# Written request
Search the records for the word "commands" and report each line that has it.

# Data provided
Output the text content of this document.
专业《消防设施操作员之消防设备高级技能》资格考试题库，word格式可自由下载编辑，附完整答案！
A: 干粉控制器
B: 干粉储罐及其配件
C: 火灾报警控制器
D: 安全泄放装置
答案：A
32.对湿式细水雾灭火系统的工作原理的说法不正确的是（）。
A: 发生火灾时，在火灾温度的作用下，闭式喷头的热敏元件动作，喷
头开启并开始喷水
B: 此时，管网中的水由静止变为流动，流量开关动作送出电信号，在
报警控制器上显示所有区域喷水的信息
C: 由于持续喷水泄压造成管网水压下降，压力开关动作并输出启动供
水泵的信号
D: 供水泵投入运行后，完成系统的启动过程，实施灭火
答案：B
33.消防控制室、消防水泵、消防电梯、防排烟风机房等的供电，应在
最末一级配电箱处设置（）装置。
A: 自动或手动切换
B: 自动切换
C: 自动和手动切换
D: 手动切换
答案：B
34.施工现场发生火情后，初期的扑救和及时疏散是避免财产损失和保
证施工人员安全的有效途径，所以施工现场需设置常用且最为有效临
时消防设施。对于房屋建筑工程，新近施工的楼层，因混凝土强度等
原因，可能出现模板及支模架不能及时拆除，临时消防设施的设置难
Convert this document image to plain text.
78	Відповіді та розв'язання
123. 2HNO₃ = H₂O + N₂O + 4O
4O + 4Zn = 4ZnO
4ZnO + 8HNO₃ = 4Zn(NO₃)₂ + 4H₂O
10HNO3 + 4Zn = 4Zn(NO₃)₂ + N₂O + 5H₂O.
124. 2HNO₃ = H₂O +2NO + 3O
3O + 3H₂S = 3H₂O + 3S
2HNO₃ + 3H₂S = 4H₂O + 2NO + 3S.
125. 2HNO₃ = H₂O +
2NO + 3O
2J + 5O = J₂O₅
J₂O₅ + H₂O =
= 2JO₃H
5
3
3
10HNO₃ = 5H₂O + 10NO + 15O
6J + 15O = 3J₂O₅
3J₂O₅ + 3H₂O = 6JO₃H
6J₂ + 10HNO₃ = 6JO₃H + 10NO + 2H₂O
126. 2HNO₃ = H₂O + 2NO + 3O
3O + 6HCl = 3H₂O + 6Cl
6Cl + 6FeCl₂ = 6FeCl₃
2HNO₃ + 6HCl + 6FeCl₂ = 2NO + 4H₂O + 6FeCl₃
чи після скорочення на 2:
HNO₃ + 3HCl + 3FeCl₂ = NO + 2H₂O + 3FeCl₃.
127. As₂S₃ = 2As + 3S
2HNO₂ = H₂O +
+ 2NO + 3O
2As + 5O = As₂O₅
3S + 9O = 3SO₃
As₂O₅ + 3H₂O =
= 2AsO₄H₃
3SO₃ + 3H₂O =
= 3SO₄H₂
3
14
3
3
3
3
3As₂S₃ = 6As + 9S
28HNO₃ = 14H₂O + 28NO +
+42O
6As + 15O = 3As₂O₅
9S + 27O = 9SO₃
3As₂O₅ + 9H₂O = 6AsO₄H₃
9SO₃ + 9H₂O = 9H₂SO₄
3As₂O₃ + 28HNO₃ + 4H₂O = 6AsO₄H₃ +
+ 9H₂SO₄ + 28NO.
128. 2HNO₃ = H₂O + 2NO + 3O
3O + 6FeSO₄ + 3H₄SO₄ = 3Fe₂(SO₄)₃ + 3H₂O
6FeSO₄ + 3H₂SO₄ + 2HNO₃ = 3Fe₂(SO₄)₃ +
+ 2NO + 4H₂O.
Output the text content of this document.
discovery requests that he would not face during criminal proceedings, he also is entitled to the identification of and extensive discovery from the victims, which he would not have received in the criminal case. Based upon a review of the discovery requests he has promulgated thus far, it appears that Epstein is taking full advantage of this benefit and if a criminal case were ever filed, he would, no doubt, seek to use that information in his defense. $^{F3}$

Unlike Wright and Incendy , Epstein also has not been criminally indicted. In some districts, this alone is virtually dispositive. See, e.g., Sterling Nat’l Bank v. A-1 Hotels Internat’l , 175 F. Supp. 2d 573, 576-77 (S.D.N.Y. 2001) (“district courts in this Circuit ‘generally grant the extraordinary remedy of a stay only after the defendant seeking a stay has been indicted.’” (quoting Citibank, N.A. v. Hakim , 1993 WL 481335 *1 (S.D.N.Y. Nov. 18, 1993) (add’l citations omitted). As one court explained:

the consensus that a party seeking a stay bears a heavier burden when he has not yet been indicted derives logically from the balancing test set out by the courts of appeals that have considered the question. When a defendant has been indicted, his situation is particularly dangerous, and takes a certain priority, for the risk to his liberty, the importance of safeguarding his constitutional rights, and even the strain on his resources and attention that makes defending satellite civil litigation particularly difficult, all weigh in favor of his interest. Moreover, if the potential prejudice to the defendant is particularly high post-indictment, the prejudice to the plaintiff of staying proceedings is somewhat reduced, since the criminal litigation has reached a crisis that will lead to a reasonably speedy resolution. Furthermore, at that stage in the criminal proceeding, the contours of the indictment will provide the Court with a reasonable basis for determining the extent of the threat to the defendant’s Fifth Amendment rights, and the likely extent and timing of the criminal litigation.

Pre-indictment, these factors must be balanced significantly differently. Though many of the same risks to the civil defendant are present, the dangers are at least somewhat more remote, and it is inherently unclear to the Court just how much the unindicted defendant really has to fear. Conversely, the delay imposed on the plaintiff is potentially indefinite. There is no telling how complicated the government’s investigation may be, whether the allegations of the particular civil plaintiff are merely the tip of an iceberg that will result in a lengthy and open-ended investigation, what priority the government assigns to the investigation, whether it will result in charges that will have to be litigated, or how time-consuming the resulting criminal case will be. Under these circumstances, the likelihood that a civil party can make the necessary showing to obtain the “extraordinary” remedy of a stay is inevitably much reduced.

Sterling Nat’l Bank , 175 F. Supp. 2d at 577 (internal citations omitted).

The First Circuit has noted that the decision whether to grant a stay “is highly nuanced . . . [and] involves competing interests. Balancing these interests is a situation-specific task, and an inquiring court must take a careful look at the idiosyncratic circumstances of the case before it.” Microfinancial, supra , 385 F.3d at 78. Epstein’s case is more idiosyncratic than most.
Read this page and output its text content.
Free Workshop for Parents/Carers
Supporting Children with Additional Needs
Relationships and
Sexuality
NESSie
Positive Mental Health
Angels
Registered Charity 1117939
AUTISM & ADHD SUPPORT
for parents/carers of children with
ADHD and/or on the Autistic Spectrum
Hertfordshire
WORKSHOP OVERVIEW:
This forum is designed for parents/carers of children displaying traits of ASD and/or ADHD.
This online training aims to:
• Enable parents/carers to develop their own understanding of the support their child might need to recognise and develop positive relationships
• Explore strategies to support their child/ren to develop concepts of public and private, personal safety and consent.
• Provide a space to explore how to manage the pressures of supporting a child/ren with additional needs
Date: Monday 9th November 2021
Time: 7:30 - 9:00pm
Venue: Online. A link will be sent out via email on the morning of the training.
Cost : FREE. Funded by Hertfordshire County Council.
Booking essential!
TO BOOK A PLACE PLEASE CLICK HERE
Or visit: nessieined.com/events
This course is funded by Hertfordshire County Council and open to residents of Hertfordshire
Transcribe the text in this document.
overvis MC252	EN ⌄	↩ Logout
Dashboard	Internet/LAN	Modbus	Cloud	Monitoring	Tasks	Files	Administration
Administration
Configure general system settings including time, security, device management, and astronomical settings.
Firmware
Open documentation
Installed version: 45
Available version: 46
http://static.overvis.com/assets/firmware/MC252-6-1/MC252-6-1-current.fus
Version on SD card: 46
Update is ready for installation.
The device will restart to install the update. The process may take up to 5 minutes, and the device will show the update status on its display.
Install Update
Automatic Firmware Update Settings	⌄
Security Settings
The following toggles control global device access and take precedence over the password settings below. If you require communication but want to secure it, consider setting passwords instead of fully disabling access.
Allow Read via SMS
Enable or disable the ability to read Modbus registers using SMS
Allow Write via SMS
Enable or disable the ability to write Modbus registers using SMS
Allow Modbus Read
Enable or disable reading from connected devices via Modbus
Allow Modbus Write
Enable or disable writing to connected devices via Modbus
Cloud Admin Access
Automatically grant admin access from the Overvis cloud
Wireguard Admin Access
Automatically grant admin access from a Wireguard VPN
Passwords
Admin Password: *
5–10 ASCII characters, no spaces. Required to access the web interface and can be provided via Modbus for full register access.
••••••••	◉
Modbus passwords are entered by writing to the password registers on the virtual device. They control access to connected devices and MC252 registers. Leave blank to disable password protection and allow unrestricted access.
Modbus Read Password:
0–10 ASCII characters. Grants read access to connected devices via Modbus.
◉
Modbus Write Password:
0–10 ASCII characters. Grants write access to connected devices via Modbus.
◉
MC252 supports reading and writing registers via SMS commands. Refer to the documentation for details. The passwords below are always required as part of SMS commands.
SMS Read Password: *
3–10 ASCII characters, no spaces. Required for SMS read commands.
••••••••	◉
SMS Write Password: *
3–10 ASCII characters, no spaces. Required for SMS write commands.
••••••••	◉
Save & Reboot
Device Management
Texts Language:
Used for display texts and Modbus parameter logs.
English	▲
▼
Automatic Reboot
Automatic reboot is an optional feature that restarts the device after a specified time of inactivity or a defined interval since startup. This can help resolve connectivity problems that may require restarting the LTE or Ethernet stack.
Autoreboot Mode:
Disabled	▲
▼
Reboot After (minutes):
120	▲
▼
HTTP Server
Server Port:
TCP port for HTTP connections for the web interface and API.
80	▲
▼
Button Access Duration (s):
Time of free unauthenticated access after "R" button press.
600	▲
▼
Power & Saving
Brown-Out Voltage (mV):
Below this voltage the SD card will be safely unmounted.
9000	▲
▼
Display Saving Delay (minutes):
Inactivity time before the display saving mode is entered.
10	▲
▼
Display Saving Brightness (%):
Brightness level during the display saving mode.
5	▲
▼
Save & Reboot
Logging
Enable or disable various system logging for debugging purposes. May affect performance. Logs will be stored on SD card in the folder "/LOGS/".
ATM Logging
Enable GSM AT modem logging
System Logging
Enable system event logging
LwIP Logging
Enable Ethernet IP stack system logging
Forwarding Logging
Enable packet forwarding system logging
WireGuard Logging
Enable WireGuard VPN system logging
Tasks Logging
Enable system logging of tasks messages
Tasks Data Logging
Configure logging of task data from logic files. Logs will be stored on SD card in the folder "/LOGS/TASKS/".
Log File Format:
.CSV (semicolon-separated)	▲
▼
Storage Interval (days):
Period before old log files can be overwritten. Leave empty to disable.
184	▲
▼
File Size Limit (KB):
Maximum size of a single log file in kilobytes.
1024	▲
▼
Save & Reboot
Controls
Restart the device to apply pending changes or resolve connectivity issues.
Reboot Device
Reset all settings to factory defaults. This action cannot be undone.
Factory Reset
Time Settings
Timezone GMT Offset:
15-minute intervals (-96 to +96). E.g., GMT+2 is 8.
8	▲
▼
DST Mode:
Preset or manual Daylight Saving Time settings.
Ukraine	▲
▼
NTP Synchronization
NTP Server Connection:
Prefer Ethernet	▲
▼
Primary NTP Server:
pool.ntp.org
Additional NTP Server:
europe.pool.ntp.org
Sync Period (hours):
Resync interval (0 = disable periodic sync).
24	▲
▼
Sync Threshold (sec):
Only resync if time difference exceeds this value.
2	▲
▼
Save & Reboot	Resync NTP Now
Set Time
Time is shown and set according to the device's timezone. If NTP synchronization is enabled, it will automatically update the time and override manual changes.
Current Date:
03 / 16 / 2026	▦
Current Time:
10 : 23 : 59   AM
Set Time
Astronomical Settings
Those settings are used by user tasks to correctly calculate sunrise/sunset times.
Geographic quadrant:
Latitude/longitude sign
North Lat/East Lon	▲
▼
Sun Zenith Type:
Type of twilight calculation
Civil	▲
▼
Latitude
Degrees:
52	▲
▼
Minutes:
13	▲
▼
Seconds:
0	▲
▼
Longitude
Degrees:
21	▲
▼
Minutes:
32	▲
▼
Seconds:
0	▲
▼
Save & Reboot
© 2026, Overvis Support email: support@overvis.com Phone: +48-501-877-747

# Result
MC252 supports reading and writing registers via SMS commands. Refer to the documentation for details. The passwords below are always required as part of SMS commands.
3–10 ASCII characters, no spaces. Required for SMS read commands.
3–10 ASCII characters, no spaces. Required for SMS write commands.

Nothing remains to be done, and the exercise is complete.